= What the task requires =
Your answer should be a single number: the count of lines that include "Horizons".

= Stored records =
···

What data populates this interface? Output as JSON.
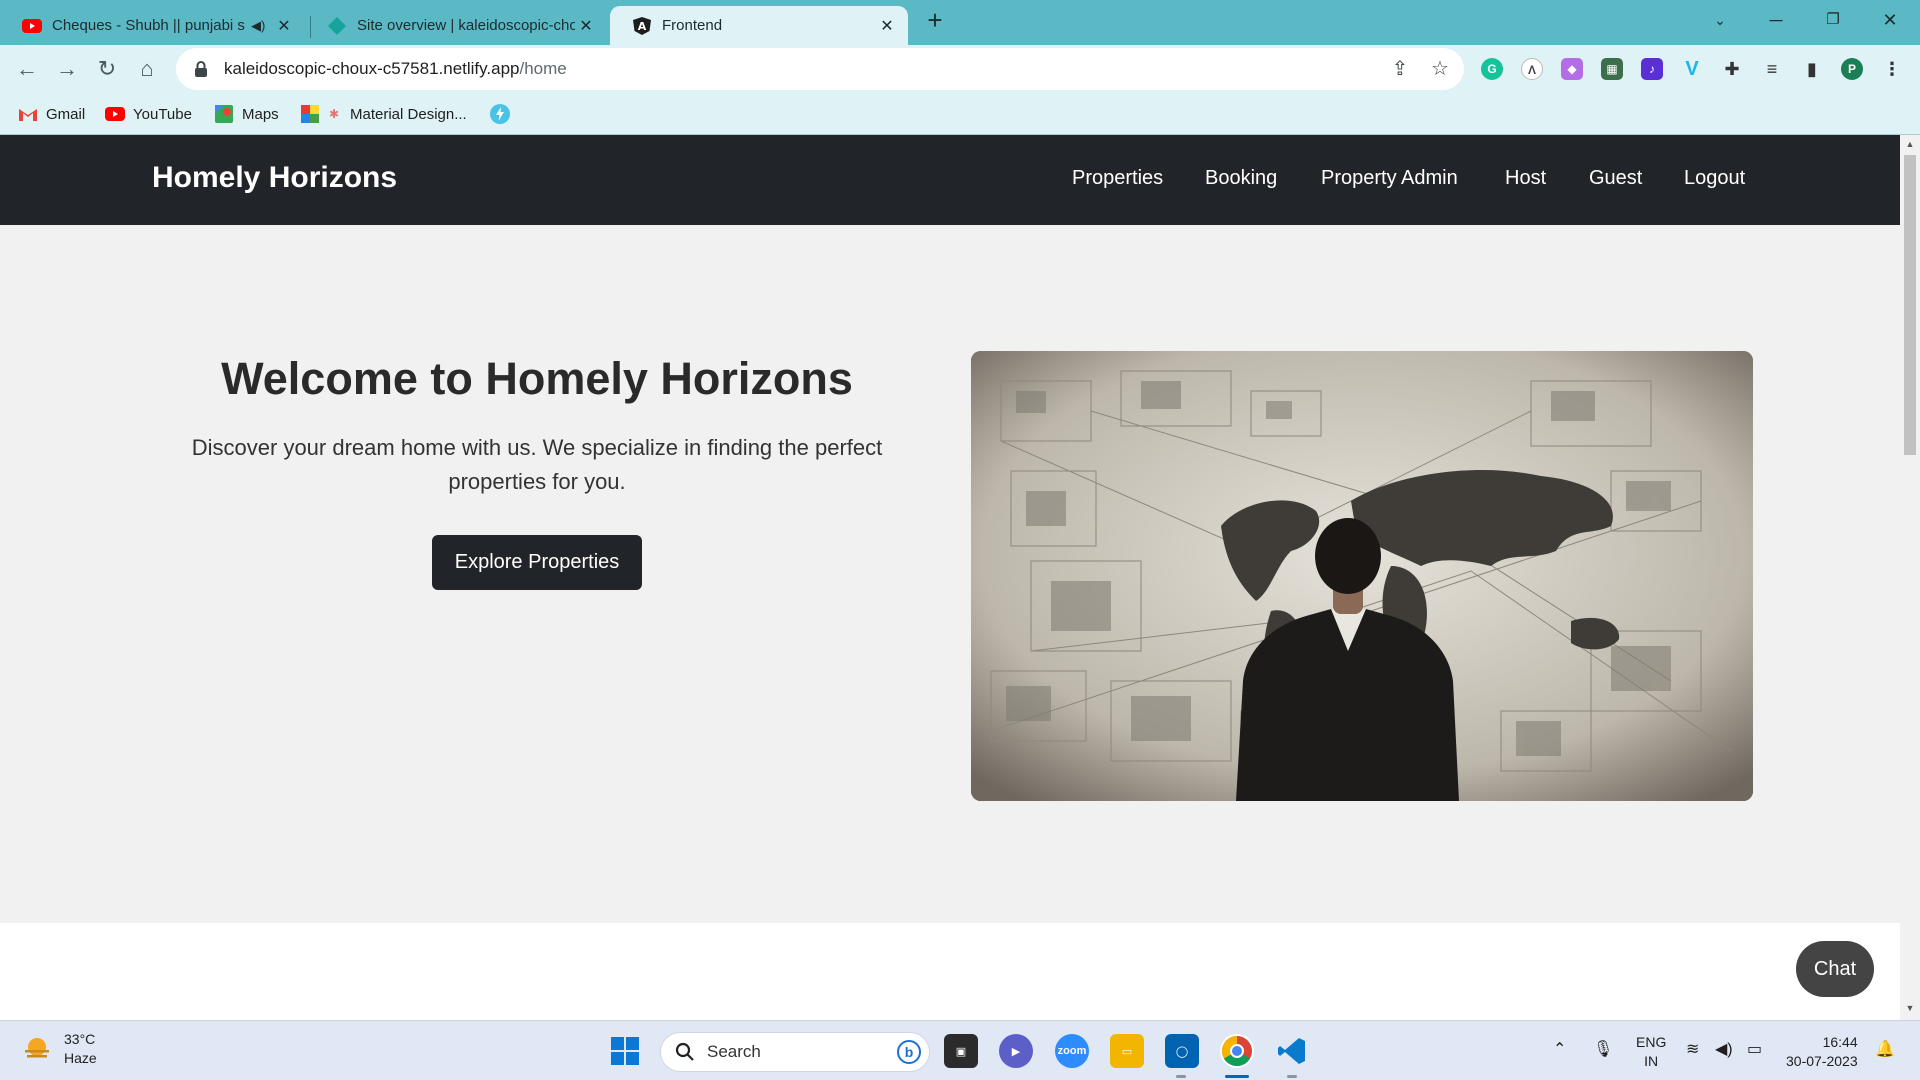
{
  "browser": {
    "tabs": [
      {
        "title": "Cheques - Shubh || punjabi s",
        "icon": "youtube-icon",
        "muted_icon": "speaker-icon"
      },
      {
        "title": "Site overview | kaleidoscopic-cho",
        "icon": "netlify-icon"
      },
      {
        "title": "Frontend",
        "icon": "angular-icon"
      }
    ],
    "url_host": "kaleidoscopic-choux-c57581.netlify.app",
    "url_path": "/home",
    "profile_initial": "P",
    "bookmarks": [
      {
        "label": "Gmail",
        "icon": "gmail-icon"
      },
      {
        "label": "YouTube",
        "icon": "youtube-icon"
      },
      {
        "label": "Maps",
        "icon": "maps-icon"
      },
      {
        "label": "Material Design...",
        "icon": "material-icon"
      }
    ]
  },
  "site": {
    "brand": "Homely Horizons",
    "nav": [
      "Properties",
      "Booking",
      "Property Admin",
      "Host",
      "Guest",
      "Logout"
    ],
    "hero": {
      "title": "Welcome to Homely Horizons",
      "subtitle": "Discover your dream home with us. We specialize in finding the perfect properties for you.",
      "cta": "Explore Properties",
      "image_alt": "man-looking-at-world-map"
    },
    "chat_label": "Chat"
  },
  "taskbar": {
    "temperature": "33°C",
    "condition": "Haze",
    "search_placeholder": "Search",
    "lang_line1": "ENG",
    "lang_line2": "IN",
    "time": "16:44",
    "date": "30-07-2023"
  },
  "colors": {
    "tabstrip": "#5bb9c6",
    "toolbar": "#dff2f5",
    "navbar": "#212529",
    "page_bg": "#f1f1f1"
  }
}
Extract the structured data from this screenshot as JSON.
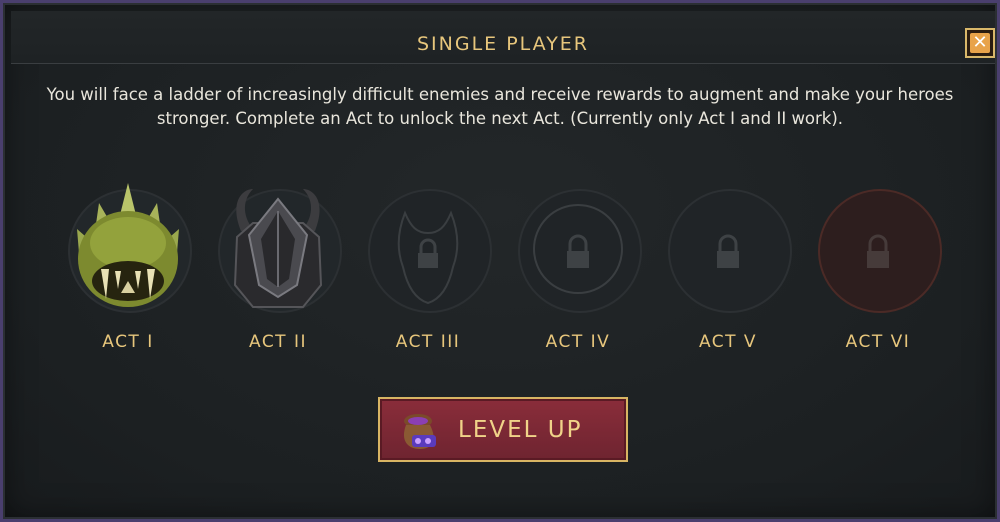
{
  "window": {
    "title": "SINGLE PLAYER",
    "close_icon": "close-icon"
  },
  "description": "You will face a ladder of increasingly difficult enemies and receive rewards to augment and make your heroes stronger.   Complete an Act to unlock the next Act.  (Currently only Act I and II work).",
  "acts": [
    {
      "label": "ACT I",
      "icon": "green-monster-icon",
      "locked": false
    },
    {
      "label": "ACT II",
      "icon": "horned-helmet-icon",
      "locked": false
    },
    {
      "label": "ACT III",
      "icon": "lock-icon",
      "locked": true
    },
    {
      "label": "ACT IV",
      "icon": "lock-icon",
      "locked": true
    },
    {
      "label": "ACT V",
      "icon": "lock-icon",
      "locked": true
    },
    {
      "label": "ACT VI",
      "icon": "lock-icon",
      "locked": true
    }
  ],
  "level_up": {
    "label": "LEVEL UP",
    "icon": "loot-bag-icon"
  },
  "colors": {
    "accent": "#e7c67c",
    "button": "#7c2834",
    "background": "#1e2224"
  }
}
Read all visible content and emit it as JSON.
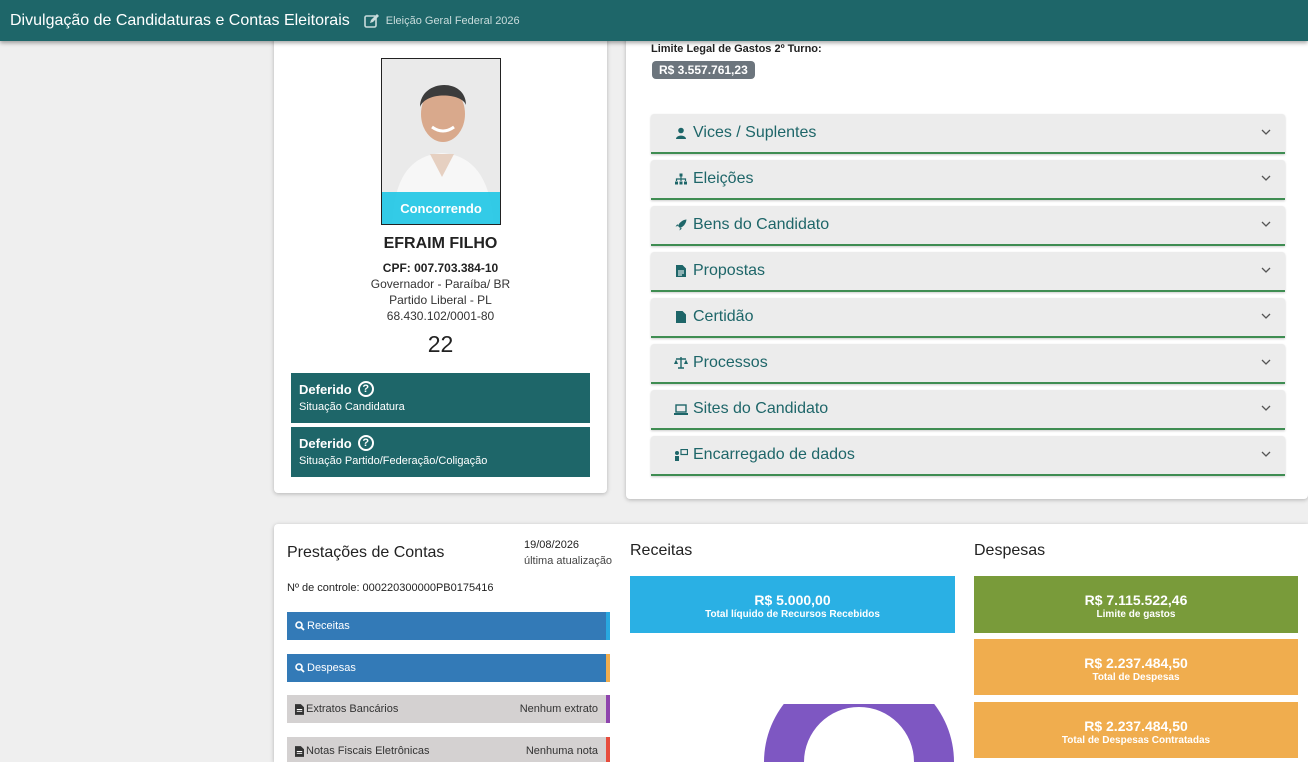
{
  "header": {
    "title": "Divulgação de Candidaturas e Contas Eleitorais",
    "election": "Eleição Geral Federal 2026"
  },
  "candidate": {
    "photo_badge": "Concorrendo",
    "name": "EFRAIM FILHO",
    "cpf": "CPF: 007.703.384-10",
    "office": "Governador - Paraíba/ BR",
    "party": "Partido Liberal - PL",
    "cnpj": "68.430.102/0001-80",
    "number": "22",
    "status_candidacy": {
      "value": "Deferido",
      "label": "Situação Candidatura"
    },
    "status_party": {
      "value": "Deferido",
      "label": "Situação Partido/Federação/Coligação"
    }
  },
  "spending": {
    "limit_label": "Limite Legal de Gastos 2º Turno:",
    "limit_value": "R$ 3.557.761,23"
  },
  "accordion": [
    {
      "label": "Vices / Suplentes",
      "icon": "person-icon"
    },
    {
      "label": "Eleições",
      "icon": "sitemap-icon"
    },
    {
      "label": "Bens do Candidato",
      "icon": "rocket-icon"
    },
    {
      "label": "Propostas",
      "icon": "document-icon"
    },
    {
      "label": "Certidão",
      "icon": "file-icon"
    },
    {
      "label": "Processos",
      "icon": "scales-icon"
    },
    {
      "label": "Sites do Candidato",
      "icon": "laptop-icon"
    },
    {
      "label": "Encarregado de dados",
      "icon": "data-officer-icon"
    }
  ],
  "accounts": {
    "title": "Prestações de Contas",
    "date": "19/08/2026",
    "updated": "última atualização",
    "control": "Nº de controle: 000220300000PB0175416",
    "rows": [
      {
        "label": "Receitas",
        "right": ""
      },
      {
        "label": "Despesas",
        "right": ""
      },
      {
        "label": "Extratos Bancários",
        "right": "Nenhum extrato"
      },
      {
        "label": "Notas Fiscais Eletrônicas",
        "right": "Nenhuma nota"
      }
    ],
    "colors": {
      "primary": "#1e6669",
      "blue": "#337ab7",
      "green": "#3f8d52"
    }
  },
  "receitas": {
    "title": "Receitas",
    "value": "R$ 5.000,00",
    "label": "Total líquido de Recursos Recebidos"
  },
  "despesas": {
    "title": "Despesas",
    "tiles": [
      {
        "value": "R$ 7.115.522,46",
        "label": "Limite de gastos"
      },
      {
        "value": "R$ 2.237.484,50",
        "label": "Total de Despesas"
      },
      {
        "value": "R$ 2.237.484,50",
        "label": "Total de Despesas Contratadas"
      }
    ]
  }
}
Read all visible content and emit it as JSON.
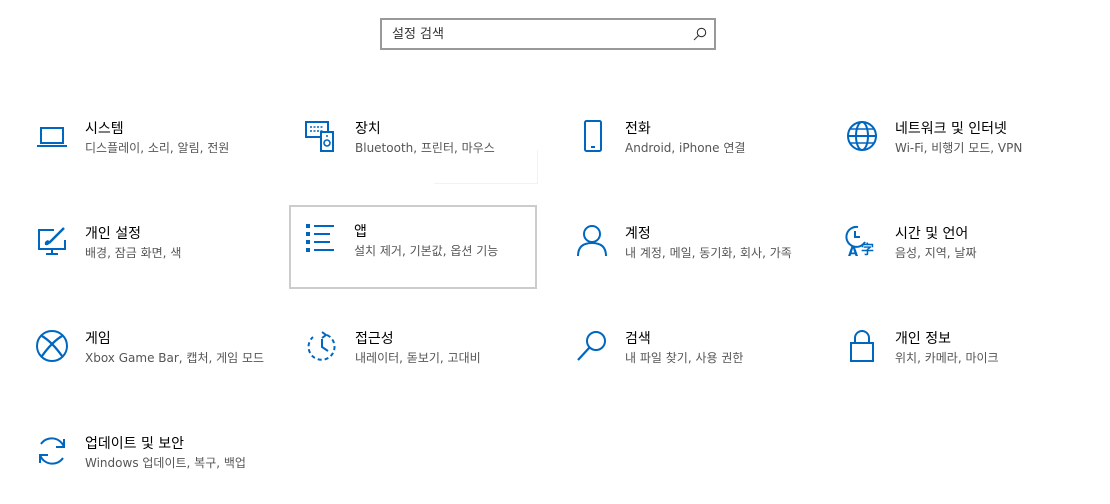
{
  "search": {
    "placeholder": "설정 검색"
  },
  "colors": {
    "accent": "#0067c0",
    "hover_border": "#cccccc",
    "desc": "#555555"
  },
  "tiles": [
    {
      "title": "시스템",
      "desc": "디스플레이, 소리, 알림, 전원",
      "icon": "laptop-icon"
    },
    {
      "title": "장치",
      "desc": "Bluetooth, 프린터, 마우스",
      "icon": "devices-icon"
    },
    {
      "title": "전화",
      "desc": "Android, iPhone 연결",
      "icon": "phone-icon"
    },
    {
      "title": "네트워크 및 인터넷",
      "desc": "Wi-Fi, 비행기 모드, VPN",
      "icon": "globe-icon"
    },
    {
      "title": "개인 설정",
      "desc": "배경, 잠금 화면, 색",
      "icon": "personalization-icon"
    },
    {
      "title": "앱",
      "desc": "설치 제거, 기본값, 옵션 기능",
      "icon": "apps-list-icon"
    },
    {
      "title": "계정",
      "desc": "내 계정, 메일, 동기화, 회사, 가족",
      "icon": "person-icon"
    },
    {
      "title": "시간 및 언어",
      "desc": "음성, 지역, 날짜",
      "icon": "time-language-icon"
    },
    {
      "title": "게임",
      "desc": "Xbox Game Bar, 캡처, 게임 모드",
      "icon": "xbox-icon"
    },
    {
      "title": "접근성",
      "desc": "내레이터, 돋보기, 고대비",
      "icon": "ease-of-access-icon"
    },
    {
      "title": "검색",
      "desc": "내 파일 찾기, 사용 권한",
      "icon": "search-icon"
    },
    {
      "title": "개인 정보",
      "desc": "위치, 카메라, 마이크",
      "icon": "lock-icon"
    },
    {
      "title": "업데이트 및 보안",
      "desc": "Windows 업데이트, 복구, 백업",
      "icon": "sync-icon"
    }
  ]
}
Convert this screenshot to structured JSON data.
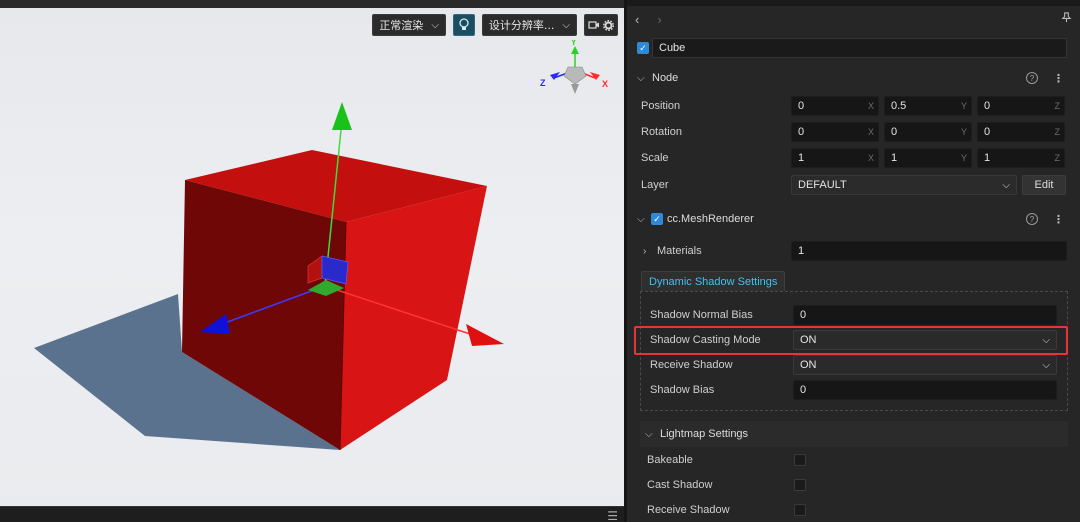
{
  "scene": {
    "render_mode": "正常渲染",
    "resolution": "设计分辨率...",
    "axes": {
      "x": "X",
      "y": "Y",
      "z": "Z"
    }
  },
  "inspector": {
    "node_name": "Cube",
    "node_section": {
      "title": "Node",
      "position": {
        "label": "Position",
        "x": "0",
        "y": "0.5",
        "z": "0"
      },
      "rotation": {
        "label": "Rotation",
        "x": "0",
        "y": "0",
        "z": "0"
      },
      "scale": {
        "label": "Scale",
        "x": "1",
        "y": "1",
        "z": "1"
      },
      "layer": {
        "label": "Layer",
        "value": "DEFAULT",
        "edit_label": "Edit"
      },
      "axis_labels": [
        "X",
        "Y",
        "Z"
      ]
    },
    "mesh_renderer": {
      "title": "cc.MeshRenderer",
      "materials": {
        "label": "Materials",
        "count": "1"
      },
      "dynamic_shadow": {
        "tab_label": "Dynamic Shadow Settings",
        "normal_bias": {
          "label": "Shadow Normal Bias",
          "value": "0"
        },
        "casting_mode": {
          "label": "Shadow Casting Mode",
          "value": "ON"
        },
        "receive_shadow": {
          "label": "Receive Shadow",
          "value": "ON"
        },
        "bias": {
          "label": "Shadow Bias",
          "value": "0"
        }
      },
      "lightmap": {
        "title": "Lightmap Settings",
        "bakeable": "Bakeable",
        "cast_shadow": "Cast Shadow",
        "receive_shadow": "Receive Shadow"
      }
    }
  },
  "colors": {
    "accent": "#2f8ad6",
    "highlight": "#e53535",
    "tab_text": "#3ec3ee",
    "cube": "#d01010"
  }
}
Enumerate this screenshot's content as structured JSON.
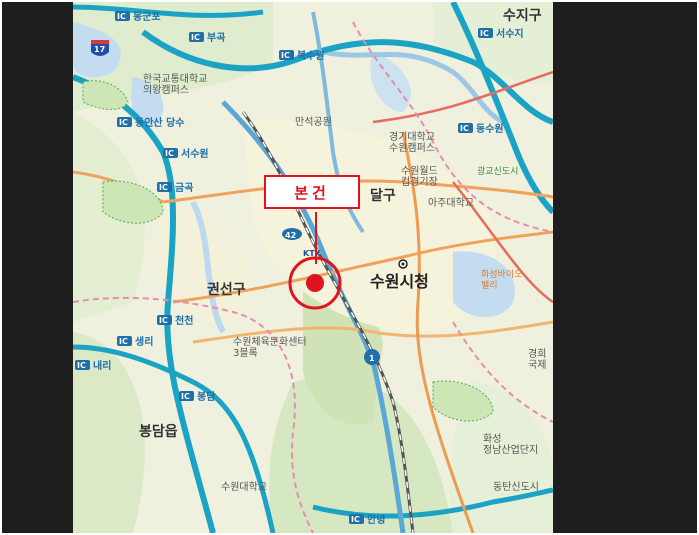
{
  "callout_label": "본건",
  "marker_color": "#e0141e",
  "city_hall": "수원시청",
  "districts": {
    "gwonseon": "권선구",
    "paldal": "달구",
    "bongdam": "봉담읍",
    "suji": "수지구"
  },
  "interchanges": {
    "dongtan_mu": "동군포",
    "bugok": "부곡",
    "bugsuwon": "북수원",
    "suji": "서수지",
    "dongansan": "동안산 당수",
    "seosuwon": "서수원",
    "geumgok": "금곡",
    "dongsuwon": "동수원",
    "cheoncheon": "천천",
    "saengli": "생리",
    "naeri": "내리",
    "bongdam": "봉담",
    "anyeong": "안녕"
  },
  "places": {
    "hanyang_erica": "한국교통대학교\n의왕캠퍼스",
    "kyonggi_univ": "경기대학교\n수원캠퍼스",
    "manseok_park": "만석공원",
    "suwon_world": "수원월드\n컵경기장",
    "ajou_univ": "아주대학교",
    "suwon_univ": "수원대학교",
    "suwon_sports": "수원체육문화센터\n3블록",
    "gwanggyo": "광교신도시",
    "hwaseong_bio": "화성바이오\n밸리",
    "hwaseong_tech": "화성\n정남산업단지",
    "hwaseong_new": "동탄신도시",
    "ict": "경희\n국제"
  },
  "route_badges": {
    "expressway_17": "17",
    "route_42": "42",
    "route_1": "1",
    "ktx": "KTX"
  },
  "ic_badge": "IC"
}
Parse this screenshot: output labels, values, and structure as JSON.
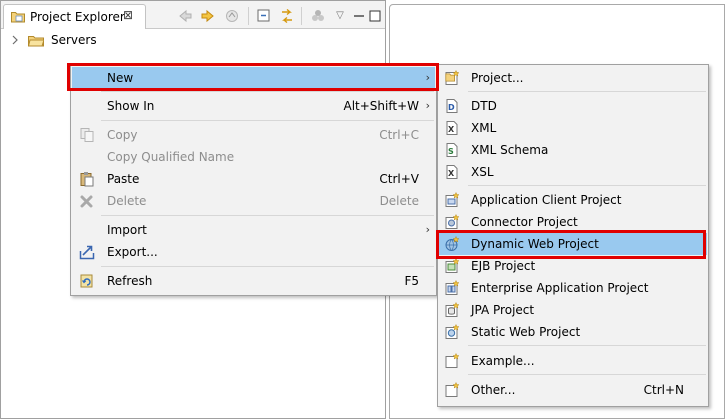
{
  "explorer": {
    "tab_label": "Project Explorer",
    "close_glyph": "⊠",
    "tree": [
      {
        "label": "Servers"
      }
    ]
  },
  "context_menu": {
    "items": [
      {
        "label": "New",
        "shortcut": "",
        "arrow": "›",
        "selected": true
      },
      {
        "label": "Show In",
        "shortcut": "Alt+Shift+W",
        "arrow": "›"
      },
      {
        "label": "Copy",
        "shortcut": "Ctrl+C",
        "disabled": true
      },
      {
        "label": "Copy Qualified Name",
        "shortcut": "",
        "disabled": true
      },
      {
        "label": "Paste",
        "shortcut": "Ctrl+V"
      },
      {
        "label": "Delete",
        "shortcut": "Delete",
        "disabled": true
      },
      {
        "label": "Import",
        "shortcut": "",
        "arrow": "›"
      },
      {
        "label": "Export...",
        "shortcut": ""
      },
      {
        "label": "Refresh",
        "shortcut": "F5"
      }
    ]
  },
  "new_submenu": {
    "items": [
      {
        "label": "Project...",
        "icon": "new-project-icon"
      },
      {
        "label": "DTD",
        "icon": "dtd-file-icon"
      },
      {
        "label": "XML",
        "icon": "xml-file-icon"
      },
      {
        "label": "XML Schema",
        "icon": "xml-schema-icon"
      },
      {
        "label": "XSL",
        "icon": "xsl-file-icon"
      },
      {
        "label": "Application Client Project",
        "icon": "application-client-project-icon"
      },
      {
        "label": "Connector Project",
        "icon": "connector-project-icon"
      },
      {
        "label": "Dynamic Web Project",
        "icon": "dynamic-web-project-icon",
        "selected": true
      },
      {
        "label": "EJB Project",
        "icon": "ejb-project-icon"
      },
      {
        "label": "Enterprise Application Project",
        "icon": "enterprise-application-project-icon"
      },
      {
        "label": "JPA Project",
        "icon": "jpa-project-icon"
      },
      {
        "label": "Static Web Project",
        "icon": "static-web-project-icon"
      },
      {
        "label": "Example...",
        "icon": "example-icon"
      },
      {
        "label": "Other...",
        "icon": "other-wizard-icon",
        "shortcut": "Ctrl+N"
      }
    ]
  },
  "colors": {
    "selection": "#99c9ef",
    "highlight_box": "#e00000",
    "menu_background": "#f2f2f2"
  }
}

···

= Response =
2